Task objective | Find the word "title" in the data. Return every line where it appears.

╭─ Input for this task

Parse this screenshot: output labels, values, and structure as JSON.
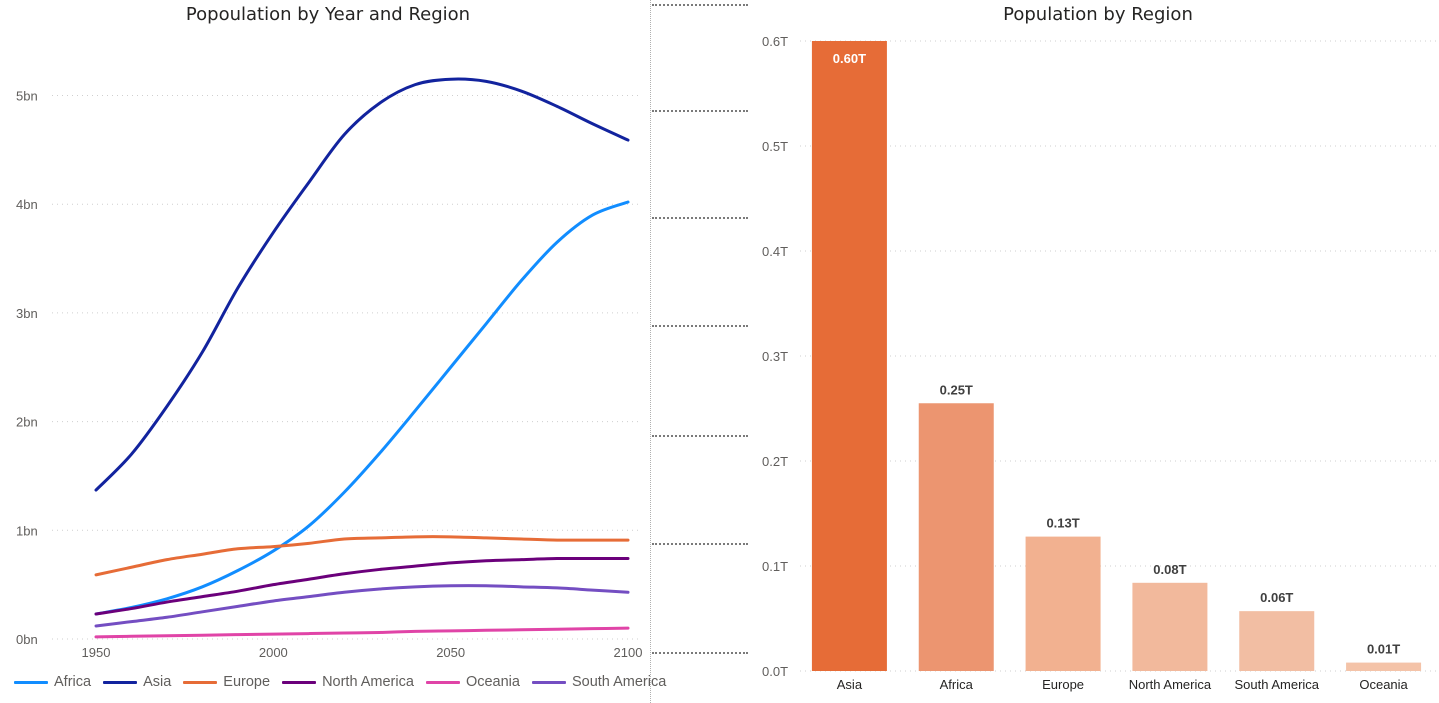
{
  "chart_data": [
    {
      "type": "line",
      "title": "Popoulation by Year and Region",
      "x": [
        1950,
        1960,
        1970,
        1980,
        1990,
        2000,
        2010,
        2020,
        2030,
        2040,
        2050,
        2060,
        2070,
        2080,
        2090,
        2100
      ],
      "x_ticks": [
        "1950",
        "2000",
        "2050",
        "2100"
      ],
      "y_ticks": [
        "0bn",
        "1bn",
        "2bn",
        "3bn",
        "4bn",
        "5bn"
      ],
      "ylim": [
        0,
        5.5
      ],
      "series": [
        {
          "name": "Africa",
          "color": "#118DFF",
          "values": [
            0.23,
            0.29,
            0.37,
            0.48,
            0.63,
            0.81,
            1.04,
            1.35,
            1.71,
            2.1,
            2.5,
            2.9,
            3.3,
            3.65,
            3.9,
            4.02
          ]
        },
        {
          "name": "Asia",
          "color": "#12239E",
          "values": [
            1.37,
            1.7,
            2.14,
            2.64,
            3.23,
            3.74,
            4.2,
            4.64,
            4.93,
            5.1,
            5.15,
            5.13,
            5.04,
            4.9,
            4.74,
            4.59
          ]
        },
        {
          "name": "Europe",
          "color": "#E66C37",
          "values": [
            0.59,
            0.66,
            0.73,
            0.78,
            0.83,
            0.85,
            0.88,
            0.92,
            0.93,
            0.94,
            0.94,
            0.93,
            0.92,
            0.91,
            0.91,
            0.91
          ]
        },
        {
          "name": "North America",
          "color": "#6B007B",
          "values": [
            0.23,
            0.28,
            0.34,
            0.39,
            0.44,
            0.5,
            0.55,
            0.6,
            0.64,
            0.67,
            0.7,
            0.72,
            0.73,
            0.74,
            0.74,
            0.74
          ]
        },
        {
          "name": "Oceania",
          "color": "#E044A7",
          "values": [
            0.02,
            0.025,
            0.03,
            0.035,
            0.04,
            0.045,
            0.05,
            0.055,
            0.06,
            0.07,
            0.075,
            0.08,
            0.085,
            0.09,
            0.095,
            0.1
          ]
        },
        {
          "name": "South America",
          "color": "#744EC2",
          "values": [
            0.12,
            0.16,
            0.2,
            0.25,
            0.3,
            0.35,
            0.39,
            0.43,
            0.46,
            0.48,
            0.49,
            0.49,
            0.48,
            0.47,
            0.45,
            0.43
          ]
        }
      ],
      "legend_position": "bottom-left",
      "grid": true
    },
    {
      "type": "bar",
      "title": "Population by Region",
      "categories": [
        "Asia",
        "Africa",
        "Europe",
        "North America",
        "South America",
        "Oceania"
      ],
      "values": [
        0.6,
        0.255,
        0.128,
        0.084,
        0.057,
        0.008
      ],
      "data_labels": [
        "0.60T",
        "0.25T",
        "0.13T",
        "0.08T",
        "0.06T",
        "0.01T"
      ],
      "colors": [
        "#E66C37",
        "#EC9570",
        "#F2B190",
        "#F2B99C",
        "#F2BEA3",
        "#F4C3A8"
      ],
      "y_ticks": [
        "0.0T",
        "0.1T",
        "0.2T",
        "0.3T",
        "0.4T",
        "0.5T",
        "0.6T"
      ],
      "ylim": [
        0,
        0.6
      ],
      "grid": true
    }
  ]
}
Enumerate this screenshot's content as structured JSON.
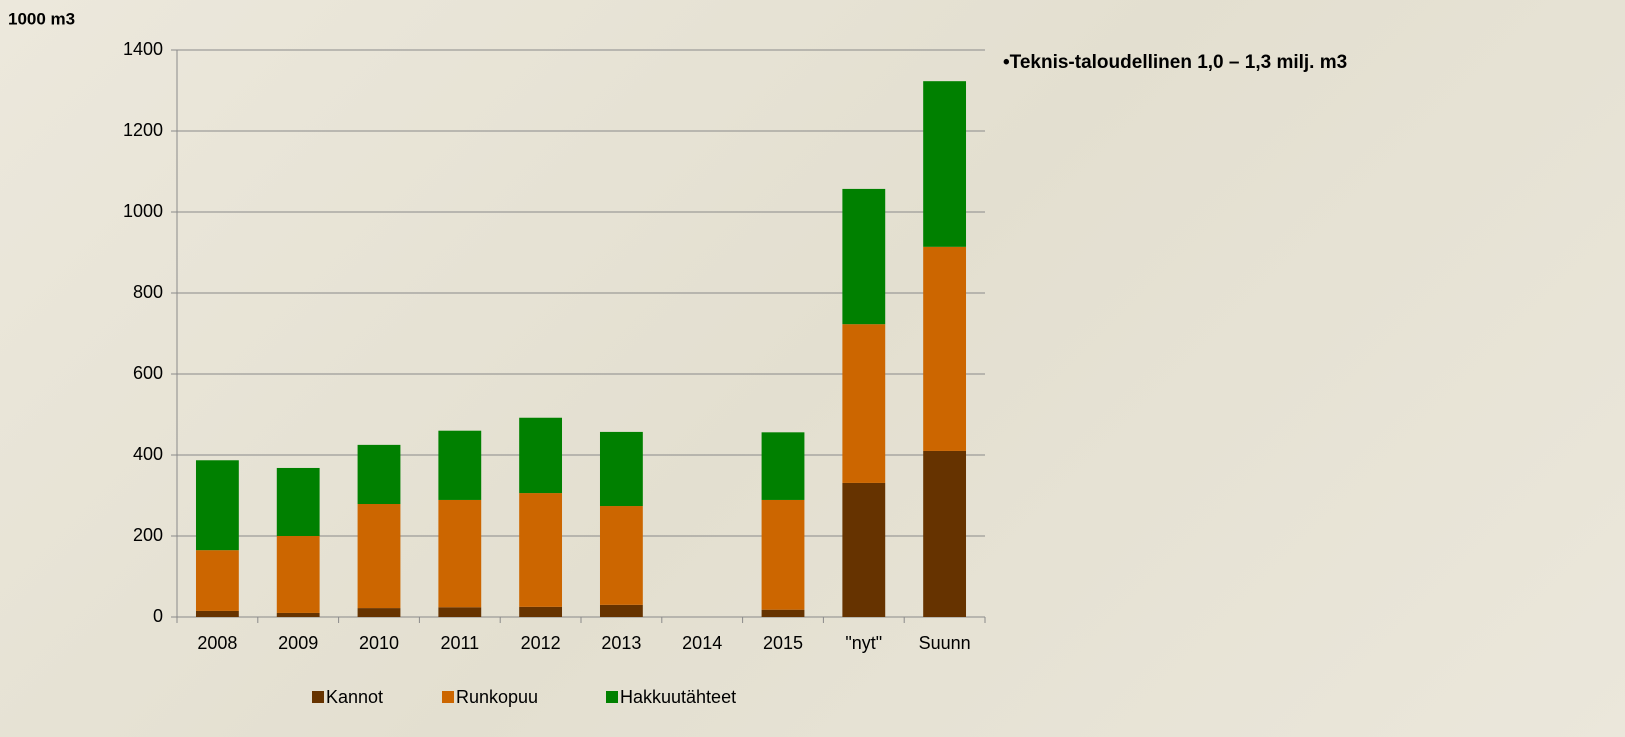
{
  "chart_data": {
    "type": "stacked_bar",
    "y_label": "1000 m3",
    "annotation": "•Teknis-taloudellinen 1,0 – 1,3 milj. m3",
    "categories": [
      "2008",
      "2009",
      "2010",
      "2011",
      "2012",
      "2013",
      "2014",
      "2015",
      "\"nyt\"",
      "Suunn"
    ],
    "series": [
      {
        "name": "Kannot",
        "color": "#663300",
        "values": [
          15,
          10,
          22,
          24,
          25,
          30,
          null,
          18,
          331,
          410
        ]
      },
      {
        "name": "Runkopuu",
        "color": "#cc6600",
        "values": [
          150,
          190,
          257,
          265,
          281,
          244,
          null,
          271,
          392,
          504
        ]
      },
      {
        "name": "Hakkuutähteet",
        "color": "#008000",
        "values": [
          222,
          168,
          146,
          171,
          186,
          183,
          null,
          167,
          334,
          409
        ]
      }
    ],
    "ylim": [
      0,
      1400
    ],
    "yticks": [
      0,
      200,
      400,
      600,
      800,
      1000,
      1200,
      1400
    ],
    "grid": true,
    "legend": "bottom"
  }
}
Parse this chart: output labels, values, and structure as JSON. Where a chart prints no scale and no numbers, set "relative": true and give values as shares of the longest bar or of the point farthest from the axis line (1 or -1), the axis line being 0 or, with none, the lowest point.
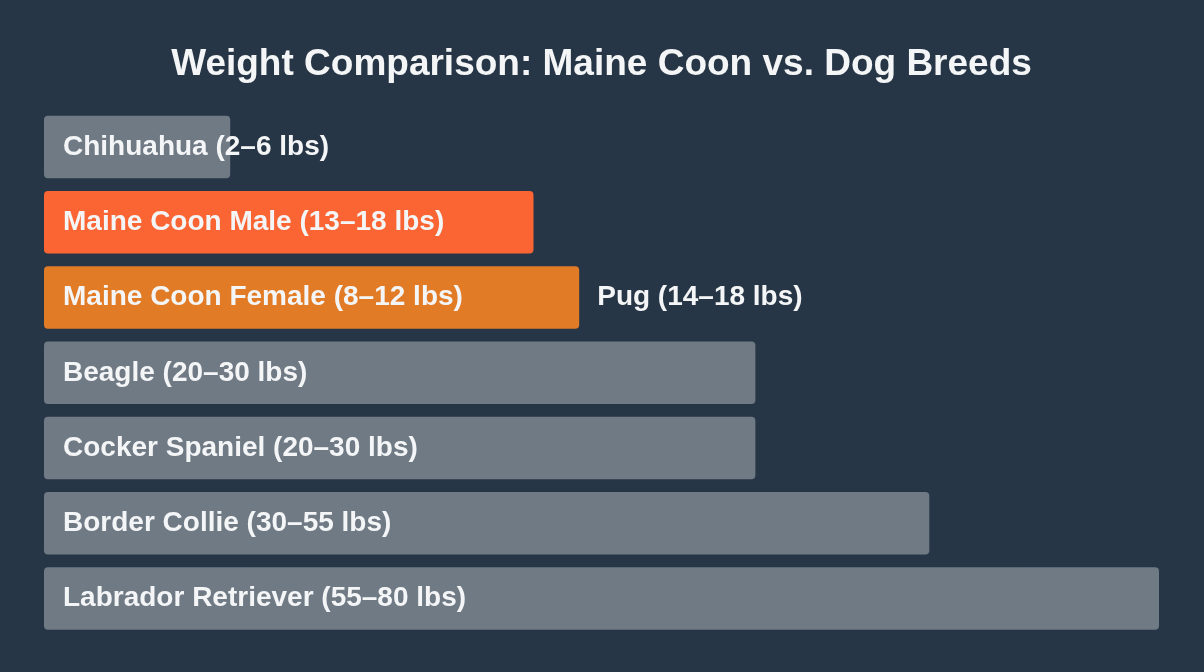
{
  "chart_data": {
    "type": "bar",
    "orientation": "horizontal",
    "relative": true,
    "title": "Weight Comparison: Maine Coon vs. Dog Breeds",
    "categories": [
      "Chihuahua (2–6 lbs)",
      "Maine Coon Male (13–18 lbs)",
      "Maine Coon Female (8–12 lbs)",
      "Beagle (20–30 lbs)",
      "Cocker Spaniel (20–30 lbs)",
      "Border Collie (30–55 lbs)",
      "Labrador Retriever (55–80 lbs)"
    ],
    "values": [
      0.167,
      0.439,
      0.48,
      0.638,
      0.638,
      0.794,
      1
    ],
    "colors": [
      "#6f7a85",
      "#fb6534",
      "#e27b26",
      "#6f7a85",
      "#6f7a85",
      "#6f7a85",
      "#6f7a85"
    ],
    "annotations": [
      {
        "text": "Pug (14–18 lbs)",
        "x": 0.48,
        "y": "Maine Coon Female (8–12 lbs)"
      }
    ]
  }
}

╰─

Solved problem |
      "title": "Popoulation by Year and Region",
      "title": "Population by Region",
    "title": "Weight Comparison: Maine Coon vs. Dog Breeds",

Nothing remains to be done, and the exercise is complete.